Stored data:
= = = =

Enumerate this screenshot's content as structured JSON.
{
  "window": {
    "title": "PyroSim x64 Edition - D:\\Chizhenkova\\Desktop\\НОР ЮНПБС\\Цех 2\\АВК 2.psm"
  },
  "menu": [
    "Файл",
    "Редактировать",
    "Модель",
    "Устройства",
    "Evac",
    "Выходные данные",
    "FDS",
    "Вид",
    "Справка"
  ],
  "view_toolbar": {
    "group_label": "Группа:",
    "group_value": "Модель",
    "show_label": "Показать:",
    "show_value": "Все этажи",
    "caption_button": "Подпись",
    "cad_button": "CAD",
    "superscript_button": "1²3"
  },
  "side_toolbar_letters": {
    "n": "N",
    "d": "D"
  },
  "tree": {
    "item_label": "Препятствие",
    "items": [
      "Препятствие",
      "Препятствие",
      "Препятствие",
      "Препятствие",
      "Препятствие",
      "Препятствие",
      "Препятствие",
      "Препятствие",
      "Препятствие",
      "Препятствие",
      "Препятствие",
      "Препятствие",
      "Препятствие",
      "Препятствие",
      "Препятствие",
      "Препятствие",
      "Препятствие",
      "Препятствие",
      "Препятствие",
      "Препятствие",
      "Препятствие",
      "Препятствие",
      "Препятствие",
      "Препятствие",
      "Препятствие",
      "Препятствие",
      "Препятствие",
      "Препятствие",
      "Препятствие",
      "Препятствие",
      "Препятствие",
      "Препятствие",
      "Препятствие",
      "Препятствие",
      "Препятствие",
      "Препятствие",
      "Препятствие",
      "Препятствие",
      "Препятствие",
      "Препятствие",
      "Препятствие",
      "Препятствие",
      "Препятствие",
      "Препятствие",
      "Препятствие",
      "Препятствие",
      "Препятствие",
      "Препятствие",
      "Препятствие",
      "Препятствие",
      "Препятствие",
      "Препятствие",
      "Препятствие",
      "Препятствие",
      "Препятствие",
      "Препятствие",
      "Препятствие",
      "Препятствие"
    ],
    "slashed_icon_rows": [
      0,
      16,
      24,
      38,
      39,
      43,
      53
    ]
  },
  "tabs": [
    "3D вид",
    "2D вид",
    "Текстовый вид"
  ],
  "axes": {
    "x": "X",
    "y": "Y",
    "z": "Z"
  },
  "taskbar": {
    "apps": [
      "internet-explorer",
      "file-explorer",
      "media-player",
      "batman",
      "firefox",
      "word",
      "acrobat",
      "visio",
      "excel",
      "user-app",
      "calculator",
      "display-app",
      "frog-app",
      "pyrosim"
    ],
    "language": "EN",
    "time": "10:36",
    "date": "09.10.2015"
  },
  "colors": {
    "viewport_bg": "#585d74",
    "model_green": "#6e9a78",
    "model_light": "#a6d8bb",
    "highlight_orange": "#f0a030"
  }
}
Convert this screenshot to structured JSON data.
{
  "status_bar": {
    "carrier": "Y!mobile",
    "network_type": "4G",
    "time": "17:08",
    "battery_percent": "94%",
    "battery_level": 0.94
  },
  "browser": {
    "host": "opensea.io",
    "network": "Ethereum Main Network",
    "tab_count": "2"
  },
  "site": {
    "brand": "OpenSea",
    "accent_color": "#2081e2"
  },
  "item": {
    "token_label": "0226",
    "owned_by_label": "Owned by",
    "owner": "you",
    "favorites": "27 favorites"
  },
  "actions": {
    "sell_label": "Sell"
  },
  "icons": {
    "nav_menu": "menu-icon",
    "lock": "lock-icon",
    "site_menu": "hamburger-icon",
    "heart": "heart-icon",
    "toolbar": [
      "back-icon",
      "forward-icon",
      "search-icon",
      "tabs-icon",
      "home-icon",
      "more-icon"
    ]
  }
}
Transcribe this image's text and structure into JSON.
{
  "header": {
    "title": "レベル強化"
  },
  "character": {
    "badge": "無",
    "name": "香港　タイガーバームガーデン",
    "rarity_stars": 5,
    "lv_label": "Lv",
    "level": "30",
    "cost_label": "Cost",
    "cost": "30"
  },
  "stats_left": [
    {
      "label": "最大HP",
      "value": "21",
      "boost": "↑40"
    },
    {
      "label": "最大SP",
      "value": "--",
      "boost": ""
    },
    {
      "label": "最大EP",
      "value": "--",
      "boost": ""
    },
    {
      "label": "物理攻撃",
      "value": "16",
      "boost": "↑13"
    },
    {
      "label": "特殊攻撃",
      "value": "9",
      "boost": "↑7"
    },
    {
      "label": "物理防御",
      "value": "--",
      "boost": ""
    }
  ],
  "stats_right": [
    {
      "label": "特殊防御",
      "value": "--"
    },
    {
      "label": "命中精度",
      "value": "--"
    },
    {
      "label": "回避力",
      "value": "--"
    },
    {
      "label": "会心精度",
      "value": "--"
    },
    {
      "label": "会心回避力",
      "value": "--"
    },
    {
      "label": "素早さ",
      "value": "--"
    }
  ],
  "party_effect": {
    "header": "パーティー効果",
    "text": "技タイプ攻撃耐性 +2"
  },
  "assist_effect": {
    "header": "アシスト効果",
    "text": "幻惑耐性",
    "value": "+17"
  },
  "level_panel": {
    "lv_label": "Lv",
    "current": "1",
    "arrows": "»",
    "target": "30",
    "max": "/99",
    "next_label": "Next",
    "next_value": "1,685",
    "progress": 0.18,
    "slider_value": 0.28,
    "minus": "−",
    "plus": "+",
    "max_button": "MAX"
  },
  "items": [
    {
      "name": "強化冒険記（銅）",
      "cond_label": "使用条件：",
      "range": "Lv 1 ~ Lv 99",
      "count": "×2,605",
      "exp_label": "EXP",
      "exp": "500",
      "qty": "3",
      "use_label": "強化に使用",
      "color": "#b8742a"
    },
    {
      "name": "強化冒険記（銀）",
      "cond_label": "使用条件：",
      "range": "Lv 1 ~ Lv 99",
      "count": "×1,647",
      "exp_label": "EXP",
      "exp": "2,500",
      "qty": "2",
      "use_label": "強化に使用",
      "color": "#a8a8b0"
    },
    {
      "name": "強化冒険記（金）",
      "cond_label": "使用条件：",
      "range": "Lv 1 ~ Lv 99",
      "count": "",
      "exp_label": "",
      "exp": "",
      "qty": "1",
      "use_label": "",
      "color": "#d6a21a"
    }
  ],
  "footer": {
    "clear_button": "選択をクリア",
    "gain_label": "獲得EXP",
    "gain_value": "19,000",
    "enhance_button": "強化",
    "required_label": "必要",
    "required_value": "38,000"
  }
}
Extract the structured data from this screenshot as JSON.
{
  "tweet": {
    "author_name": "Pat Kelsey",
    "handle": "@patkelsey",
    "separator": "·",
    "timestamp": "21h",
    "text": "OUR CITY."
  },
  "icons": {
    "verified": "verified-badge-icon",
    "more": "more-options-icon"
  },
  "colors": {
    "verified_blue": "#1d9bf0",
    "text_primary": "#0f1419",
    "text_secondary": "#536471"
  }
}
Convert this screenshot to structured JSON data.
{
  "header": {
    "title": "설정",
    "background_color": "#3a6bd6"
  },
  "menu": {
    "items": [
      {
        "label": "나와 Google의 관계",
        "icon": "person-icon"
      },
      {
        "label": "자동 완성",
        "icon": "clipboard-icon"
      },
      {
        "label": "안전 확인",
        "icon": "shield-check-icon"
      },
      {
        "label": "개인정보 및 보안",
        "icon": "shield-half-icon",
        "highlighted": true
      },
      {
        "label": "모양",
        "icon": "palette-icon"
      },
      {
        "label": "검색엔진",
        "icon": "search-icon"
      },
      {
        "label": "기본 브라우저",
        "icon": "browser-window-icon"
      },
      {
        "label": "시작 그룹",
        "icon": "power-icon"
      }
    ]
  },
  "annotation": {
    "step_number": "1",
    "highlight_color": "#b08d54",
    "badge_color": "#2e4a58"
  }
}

= = = =

__Problem description__.
Your task is to repeat the data exactly, with nothing left out.

__Result__.
Enumerate this screenshot's content as structured JSON.
{
  "window": {
    "title": "PyroSim x64 Edition - D:\\Chizhenkova\\Desktop\\НОР ЮНПБС\\Цех 2\\АВК 2.psm"
  },
  "menu": [
    "Файл",
    "Редактировать",
    "Модель",
    "Устройства",
    "Evac",
    "Выходные данные",
    "FDS",
    "Вид",
    "Справка"
  ],
  "view_toolbar": {
    "group_label": "Группа:",
    "group_value": "Модель",
    "show_label": "Показать:",
    "show_value": "Все этажи",
    "caption_button": "Подпись",
    "cad_button": "CAD",
    "superscript_button": "1²3"
  },
  "side_toolbar_letters": {
    "n": "N",
    "d": "D"
  },
  "tree": {
    "item_label": "Препятствие",
    "items": [
      "Препятствие",
      "Препятствие",
      "Препятствие",
      "Препятствие",
      "Препятствие",
      "Препятствие",
      "Препятствие",
      "Препятствие",
      "Препятствие",
      "Препятствие",
      "Препятствие",
      "Препятствие",
      "Препятствие",
      "Препятствие",
      "Препятствие",
      "Препятствие",
      "Препятствие",
      "Препятствие",
      "Препятствие",
      "Препятствие",
      "Препятствие",
      "Препятствие",
      "Препятствие",
      "Препятствие",
      "Препятствие",
      "Препятствие",
      "Препятствие",
      "Препятствие",
      "Препятствие",
      "Препятствие",
      "Препятствие",
      "Препятствие",
      "Препятствие",
      "Препятствие",
      "Препятствие",
      "Препятствие",
      "Препятствие",
      "Препятствие",
      "Препятствие",
      "Препятствие",
      "Препятствие",
      "Препятствие",
      "Препятствие",
      "Препятствие",
      "Препятствие",
      "Препятствие",
      "Препятствие",
      "Препятствие",
      "Препятствие",
      "Препятствие",
      "Препятствие",
      "Препятствие",
      "Препятствие",
      "Препятствие",
      "Препятствие",
      "Препятствие",
      "Препятствие",
      "Препятствие"
    ],
    "slashed_icon_rows": [
      0,
      16,
      24,
      38,
      39,
      43,
      53
    ]
  },
  "tabs": [
    "3D вид",
    "2D вид",
    "Текстовый вид"
  ],
  "axes": {
    "x": "X",
    "y": "Y",
    "z": "Z"
  },
  "taskbar": {
    "apps": [
      "internet-explorer",
      "file-explorer",
      "media-player",
      "batman",
      "firefox",
      "word",
      "acrobat",
      "visio",
      "excel",
      "user-app",
      "calculator",
      "display-app",
      "frog-app",
      "pyrosim"
    ],
    "language": "EN",
    "time": "10:36",
    "date": "09.10.2015"
  },
  "colors": {
    "viewport_bg": "#585d74",
    "model_green": "#6e9a78",
    "model_light": "#a6d8bb",
    "highlight_orange": "#f0a030"
  }
}
Convert this screenshot to structured JSON data.
{
  "status_bar": {
    "carrier": "Y!mobile",
    "network_type": "4G",
    "time": "17:08",
    "battery_percent": "94%",
    "battery_level": 0.94
  },
  "browser": {
    "host": "opensea.io",
    "network": "Ethereum Main Network",
    "tab_count": "2"
  },
  "site": {
    "brand": "OpenSea",
    "accent_color": "#2081e2"
  },
  "item": {
    "token_label": "0226",
    "owned_by_label": "Owned by",
    "owner": "you",
    "favorites": "27 favorites"
  },
  "actions": {
    "sell_label": "Sell"
  },
  "icons": {
    "nav_menu": "menu-icon",
    "lock": "lock-icon",
    "site_menu": "hamburger-icon",
    "heart": "heart-icon",
    "toolbar": [
      "back-icon",
      "forward-icon",
      "search-icon",
      "tabs-icon",
      "home-icon",
      "more-icon"
    ]
  }
}
Transcribe this image's text and structure into JSON.
{
  "header": {
    "title": "レベル強化"
  },
  "character": {
    "badge": "無",
    "name": "香港　タイガーバームガーデン",
    "rarity_stars": 5,
    "lv_label": "Lv",
    "level": "30",
    "cost_label": "Cost",
    "cost": "30"
  },
  "stats_left": [
    {
      "label": "最大HP",
      "value": "21",
      "boost": "↑40"
    },
    {
      "label": "最大SP",
      "value": "--",
      "boost": ""
    },
    {
      "label": "最大EP",
      "value": "--",
      "boost": ""
    },
    {
      "label": "物理攻撃",
      "value": "16",
      "boost": "↑13"
    },
    {
      "label": "特殊攻撃",
      "value": "9",
      "boost": "↑7"
    },
    {
      "label": "物理防御",
      "value": "--",
      "boost": ""
    }
  ],
  "stats_right": [
    {
      "label": "特殊防御",
      "value": "--"
    },
    {
      "label": "命中精度",
      "value": "--"
    },
    {
      "label": "回避力",
      "value": "--"
    },
    {
      "label": "会心精度",
      "value": "--"
    },
    {
      "label": "会心回避力",
      "value": "--"
    },
    {
      "label": "素早さ",
      "value": "--"
    }
  ],
  "party_effect": {
    "header": "パーティー効果",
    "text": "技タイプ攻撃耐性 +2"
  },
  "assist_effect": {
    "header": "アシスト効果",
    "text": "幻惑耐性",
    "value": "+17"
  },
  "level_panel": {
    "lv_label": "Lv",
    "current": "1",
    "arrows": "»",
    "target": "30",
    "max": "/99",
    "next_label": "Next",
    "next_value": "1,685",
    "progress": 0.18,
    "slider_value": 0.28,
    "minus": "−",
    "plus": "+",
    "max_button": "MAX"
  },
  "items": [
    {
      "name": "強化冒険記（銅）",
      "cond_label": "使用条件：",
      "range": "Lv 1 ~ Lv 99",
      "count": "×2,605",
      "exp_label": "EXP",
      "exp": "500",
      "qty": "3",
      "use_label": "強化に使用",
      "color": "#b8742a"
    },
    {
      "name": "強化冒険記（銀）",
      "cond_label": "使用条件：",
      "range": "Lv 1 ~ Lv 99",
      "count": "×1,647",
      "exp_label": "EXP",
      "exp": "2,500",
      "qty": "2",
      "use_label": "強化に使用",
      "color": "#a8a8b0"
    },
    {
      "name": "強化冒険記（金）",
      "cond_label": "使用条件：",
      "range": "Lv 1 ~ Lv 99",
      "count": "",
      "exp_label": "",
      "exp": "",
      "qty": "1",
      "use_label": "",
      "color": "#d6a21a"
    }
  ],
  "footer": {
    "clear_button": "選択をクリア",
    "gain_label": "獲得EXP",
    "gain_value": "19,000",
    "enhance_button": "強化",
    "required_label": "必要",
    "required_value": "38,000"
  }
}
Extract the structured data from this screenshot as JSON.
{
  "tweet": {
    "author_name": "Pat Kelsey",
    "handle": "@patkelsey",
    "separator": "·",
    "timestamp": "21h",
    "text": "OUR CITY."
  },
  "icons": {
    "verified": "verified-badge-icon",
    "more": "more-options-icon"
  },
  "colors": {
    "verified_blue": "#1d9bf0",
    "text_primary": "#0f1419",
    "text_secondary": "#536471"
  }
}
Convert this screenshot to structured JSON data.
{
  "header": {
    "title": "설정",
    "background_color": "#3a6bd6"
  },
  "menu": {
    "items": [
      {
        "label": "나와 Google의 관계",
        "icon": "person-icon"
      },
      {
        "label": "자동 완성",
        "icon": "clipboard-icon"
      },
      {
        "label": "안전 확인",
        "icon": "shield-check-icon"
      },
      {
        "label": "개인정보 및 보안",
        "icon": "shield-half-icon",
        "highlighted": true
      },
      {
        "label": "모양",
        "icon": "palette-icon"
      },
      {
        "label": "검색엔진",
        "icon": "search-icon"
      },
      {
        "label": "기본 브라우저",
        "icon": "browser-window-icon"
      },
      {
        "label": "시작 그룹",
        "icon": "power-icon"
      }
    ]
  },
  "annotation": {
    "step_number": "1",
    "highlight_color": "#b08d54",
    "badge_color": "#2e4a58"
  }
}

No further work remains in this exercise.